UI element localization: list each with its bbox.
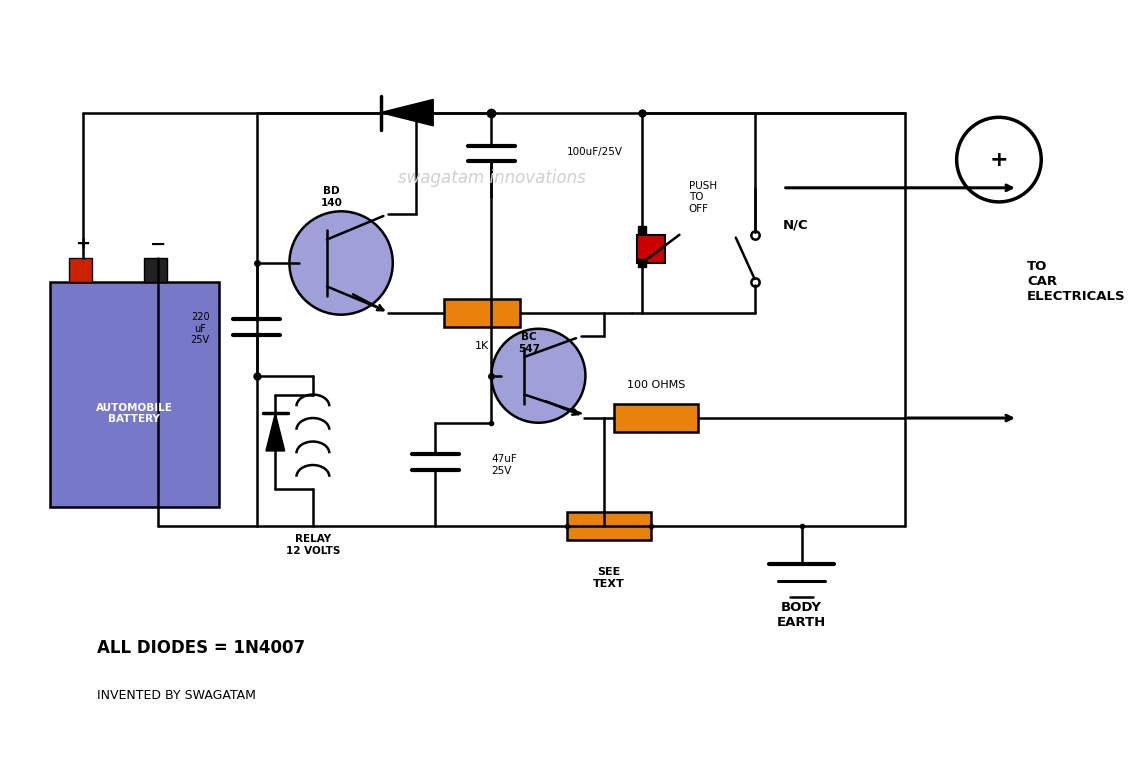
Bar [614,404,698,432]
Text: RELAY
12 VOLTS: RELAY 12 VOLTS [286,534,340,556]
Text: 100 OHMS: 100 OHMS [627,381,685,390]
Text: 100uF/25V: 100uF/25V [566,147,623,157]
Text: BODY
EARTH: BODY EARTH [777,601,826,629]
Text: swagatam innovations: swagatam innovations [398,170,586,188]
Polygon shape [381,99,433,126]
Text: BD
140: BD 140 [321,187,342,208]
Bar [444,298,520,327]
Text: BC
547: BC 547 [518,332,540,353]
Text: +: + [989,150,1008,170]
Bar [637,235,665,263]
Text: N/C: N/C [783,219,809,232]
Circle shape [492,329,586,422]
Text: PUSH
TO
OFF: PUSH TO OFF [689,181,717,214]
Polygon shape [266,413,284,451]
Text: SEE
TEXT: SEE TEXT [593,567,624,588]
Text: 1K: 1K [475,341,489,350]
Text: TO
CAR
ELECTRICALS: TO CAR ELECTRICALS [1028,260,1126,303]
Text: 47uF
25V: 47uF 25V [492,454,517,476]
Text: AUTOMOBILE
BATTERY: AUTOMOBILE BATTERY [96,402,173,424]
Circle shape [289,212,393,315]
Text: +: + [75,235,91,253]
Bar [50,282,219,508]
Text: −: − [150,235,167,253]
Circle shape [956,117,1041,202]
Bar [69,258,92,282]
Text: 220
uF
25V: 220 uF 25V [190,312,210,346]
Bar [566,512,651,540]
Bar [144,258,168,282]
Text: INVENTED BY SWAGATAM: INVENTED BY SWAGATAM [96,689,256,702]
Text: ALL DIODES = 1N4007: ALL DIODES = 1N4007 [96,639,305,657]
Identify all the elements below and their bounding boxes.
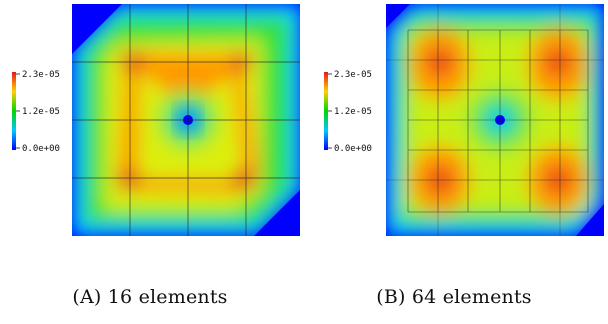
heatmap-plot-64-elements: 2.3e-05 1.2e-05 0.0e+00 (324, 4, 604, 236)
caption-b-text: 64 elements (411, 286, 532, 308)
colorbar-label-mid: 1.2e-05 (22, 107, 60, 117)
caption-a-letter: (A) (72, 286, 102, 308)
caption-b-letter: (B) (376, 286, 406, 308)
heatmap-plot-16-elements: 2.3e-05 1.2e-05 0.0e+00 (12, 4, 300, 236)
colorbar-label-min: 0.0e+00 (22, 144, 60, 154)
figure-panel-b: 2.3e-05 1.2e-05 0.0e+00 (304, 0, 604, 324)
caption-a: (A) 16 elements (0, 286, 300, 308)
figure-panel-a: 2.3e-05 1.2e-05 0.0e+00 (0, 0, 300, 324)
colorbar-label-min: 0.0e+00 (334, 144, 372, 154)
colorbar-label-max: 2.3e-05 (334, 70, 372, 80)
colorbar (324, 72, 328, 150)
caption-b: (B) 64 elements (304, 286, 604, 308)
colorbar-label-max: 2.3e-05 (22, 70, 60, 80)
caption-a-text: 16 elements (107, 286, 228, 308)
mesh-grid (72, 4, 300, 236)
colorbar-label-mid: 1.2e-05 (334, 107, 372, 117)
mesh-grid (386, 4, 604, 236)
colorbar (12, 72, 16, 150)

* * * * * * * * *

- **Task description**: Place everything from the line containing "Bar [614,404,698,432]" down to the line containing "Bar [144,258,168,282]", both included, into a Markdown table with the columns Row and Line, leaving out blank lines. Use Row for a running number and Line for the text of each line.

- **Exercise output**:
| Row | Line |
|---|---|
| 1 | Bar [614,404,698,432] |
| 2 | Text: RELAY |
| 3 | 12 VOLTS: RELAY 12 VOLTS [286,534,340,556] |
| 4 | Text: 100 OHMS: 100 OHMS [627,381,685,390] |
| 5 | Text: 100uF/25V: 100uF/25V [566,147,623,157] |
| 6 | Text: BODY |
| 7 | EARTH: BODY EARTH [777,601,826,629] |
| 8 | Text: swagatam innovations: swagatam innovations [398,170,586,188] |
| 9 | Polygon shape [381,99,433,126] |
| 10 | Text: BD |
| 11 | 140: BD 140 [321,187,342,208] |
| 12 | Bar [444,298,520,327] |
| 13 | Text: BC |
| 14 | 547: BC 547 [518,332,540,353] |
| 15 | Text: +: + [989,150,1008,170] |
| 16 | Bar [637,235,665,263] |
| 17 | Text: N/C: N/C [783,219,809,232] |
| 18 | Circle shape [492,329,586,422] |
| 19 | Text: PUSH |
| 20 | TO |
| 21 | OFF: PUSH TO OFF [689,181,717,214] |
| 22 | Polygon shape [266,413,284,451] |
| 23 | Text: SEE |
| 24 | TEXT: SEE TEXT [593,567,624,588] |
| 25 | Text: 1K: 1K [475,341,489,350] |
| 26 | Text: TO |
| 27 | CAR |
| 28 | ELECTRICALS: TO CAR ELECTRICALS [1028,260,1126,303] |
| 29 | Text: 47uF |
| 30 | 25V: 47uF 25V [492,454,517,476] |
| 31 | Text: AUTOMOBILE |
| 32 | BATTERY: AUTOMOBILE BATTERY [96,402,173,424] |
| 33 | Circle shape [289,212,393,315] |
| 34 | Text: +: + [75,235,91,253] |
| 35 | Bar [50,282,219,508] |
| 36 | Text: −: − [150,235,167,253] |
| 37 | Circle shape [956,117,1041,202] |
| 38 | Bar [69,258,92,282] |
| 39 | Text: 220 |
| 40 | uF |
| 41 | 25V: 220 uF 25V [190,312,210,346] |
| 42 | Bar [566,512,651,540] |
| 43 | Bar [144,258,168,282] |